[Start of Excerpted records]

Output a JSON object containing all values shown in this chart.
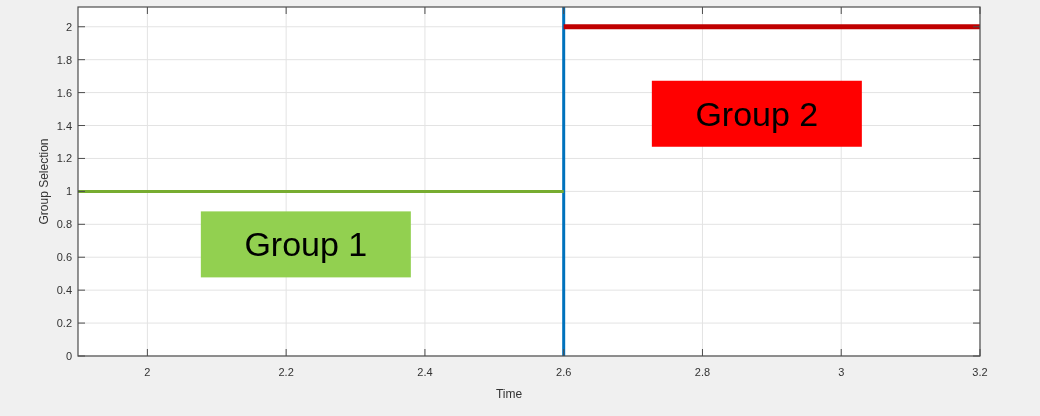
{
  "chart_data": {
    "type": "line",
    "xlabel": "Time",
    "ylabel": "Group Selection",
    "xlim": [
      1.9,
      3.2
    ],
    "xticks": [
      2,
      2.2,
      2.4,
      2.6,
      2.8,
      3,
      3.2
    ],
    "ylim": [
      0,
      2.12
    ],
    "yticks": [
      0,
      0.2,
      0.4,
      0.6,
      0.8,
      1,
      1.2,
      1.4,
      1.6,
      1.8,
      2
    ],
    "grid": true,
    "series": [
      {
        "name": "Group 1",
        "color": "#77ac30",
        "x": [
          1.9,
          2.6
        ],
        "values": [
          1,
          1
        ]
      },
      {
        "name": "Group 2",
        "color": "#c00000",
        "x": [
          2.6,
          3.2
        ],
        "values": [
          2,
          2
        ]
      }
    ],
    "ref_lines": [
      {
        "axis": "x",
        "value": 2.6,
        "color": "#0072bd"
      }
    ]
  }
}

[End of Excerpted records]

What the task asks -> Give the material again exactly as it is, but keep the pictures out.

Finished answer ->
Output a JSON object containing all values shown in this chart.
{
  "chart_data": {
    "type": "line",
    "xlabel": "Time",
    "ylabel": "Group Selection",
    "xlim": [
      1.9,
      3.2
    ],
    "xticks": [
      2,
      2.2,
      2.4,
      2.6,
      2.8,
      3,
      3.2
    ],
    "ylim": [
      0,
      2.12
    ],
    "yticks": [
      0,
      0.2,
      0.4,
      0.6,
      0.8,
      1,
      1.2,
      1.4,
      1.6,
      1.8,
      2
    ],
    "grid": true,
    "series": [
      {
        "name": "Group 1",
        "color": "#77ac30",
        "x": [
          1.9,
          2.6
        ],
        "values": [
          1,
          1
        ]
      },
      {
        "name": "Group 2",
        "color": "#c00000",
        "x": [
          2.6,
          3.2
        ],
        "values": [
          2,
          2
        ]
      }
    ],
    "ref_lines": [
      {
        "axis": "x",
        "value": 2.6,
        "color": "#0072bd"
      }
    ]
  }
}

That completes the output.